Task instructions: Quote the whole listing exactly. Leave the pictures out of your copy.

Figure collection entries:
==========
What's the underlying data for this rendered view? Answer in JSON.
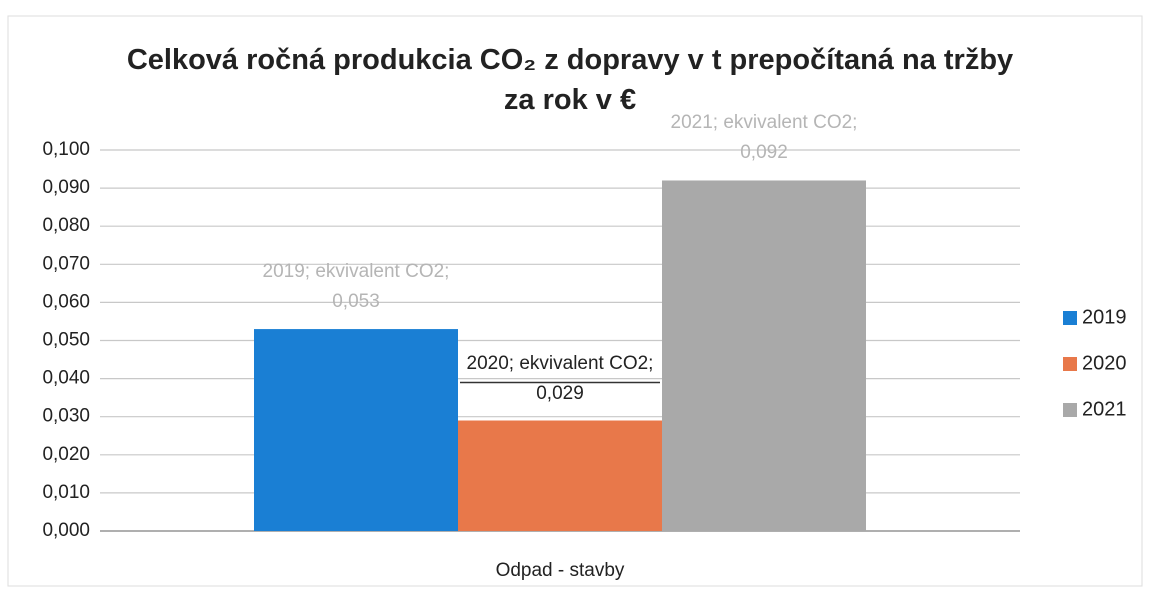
{
  "chart_data": {
    "type": "bar",
    "title": "Celková ročná produkcia CO₂ z dopravy v t prepočítaná na tržby za rok v €",
    "categories": [
      "Odpad - stavby"
    ],
    "series": [
      {
        "name": "2019",
        "color": "#1a7fd4",
        "values": [
          0.053
        ],
        "value_labels": [
          "2019; ekvivalent CO2; 0,053"
        ]
      },
      {
        "name": "2020",
        "color": "#e8784a",
        "values": [
          0.029
        ],
        "value_labels": [
          "2020; ekvivalent CO2; 0,029"
        ]
      },
      {
        "name": "2021",
        "color": "#a9a9a9",
        "values": [
          0.092
        ],
        "value_labels": [
          "2021; ekvivalent CO2; 0,092"
        ]
      }
    ],
    "ylim": [
      0,
      0.1
    ],
    "yticks": [
      {
        "value": 0,
        "label": "0,000"
      },
      {
        "value": 0.01,
        "label": "0,010"
      },
      {
        "value": 0.02,
        "label": "0,020"
      },
      {
        "value": 0.03,
        "label": "0,030"
      },
      {
        "value": 0.04,
        "label": "0,040"
      },
      {
        "value": 0.05,
        "label": "0,050"
      },
      {
        "value": 0.06,
        "label": "0,060"
      },
      {
        "value": 0.07,
        "label": "0,070"
      },
      {
        "value": 0.08,
        "label": "0,080"
      },
      {
        "value": 0.09,
        "label": "0,090"
      },
      {
        "value": 0.1,
        "label": "0,100"
      }
    ],
    "grid": true,
    "legend": "right"
  }
}
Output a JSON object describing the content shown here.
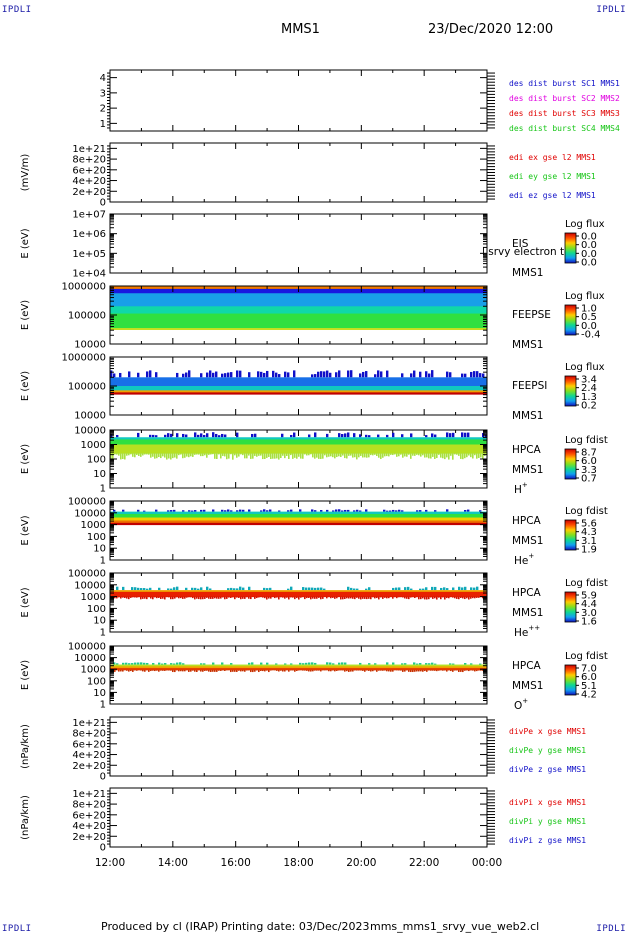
==========
Response to this exercise:
What's the underlying data for this rendered view? Answer in JSON.
{
  "chart_data": {
    "type": "bar",
    "title": "Celková ročná produkcia CO₂ z dopravy v t prepočítaná na tržby za rok v €",
    "categories": [
      "Odpad - stavby"
    ],
    "series": [
      {
        "name": "2019",
        "color": "#1a7fd4",
        "values": [
          0.053
        ],
        "value_labels": [
          "2019; ekvivalent CO2; 0,053"
        ]
      },
      {
        "name": "2020",
        "color": "#e8784a",
        "values": [
          0.029
        ],
        "value_labels": [
          "2020; ekvivalent CO2; 0,029"
        ]
      },
      {
        "name": "2021",
        "color": "#a9a9a9",
        "values": [
          0.092
        ],
        "value_labels": [
          "2021; ekvivalent CO2; 0,092"
        ]
      }
    ],
    "ylim": [
      0,
      0.1
    ],
    "yticks": [
      {
        "value": 0,
        "label": "0,000"
      },
      {
        "value": 0.01,
        "label": "0,010"
      },
      {
        "value": 0.02,
        "label": "0,020"
      },
      {
        "value": 0.03,
        "label": "0,030"
      },
      {
        "value": 0.04,
        "label": "0,040"
      },
      {
        "value": 0.05,
        "label": "0,050"
      },
      {
        "value": 0.06,
        "label": "0,060"
      },
      {
        "value": 0.07,
        "label": "0,070"
      },
      {
        "value": 0.08,
        "label": "0,080"
      },
      {
        "value": 0.09,
        "label": "0,090"
      },
      {
        "value": 0.1,
        "label": "0,100"
      }
    ],
    "grid": true,
    "legend": "right"
  }
}
Output a JSON object describing the content shown here.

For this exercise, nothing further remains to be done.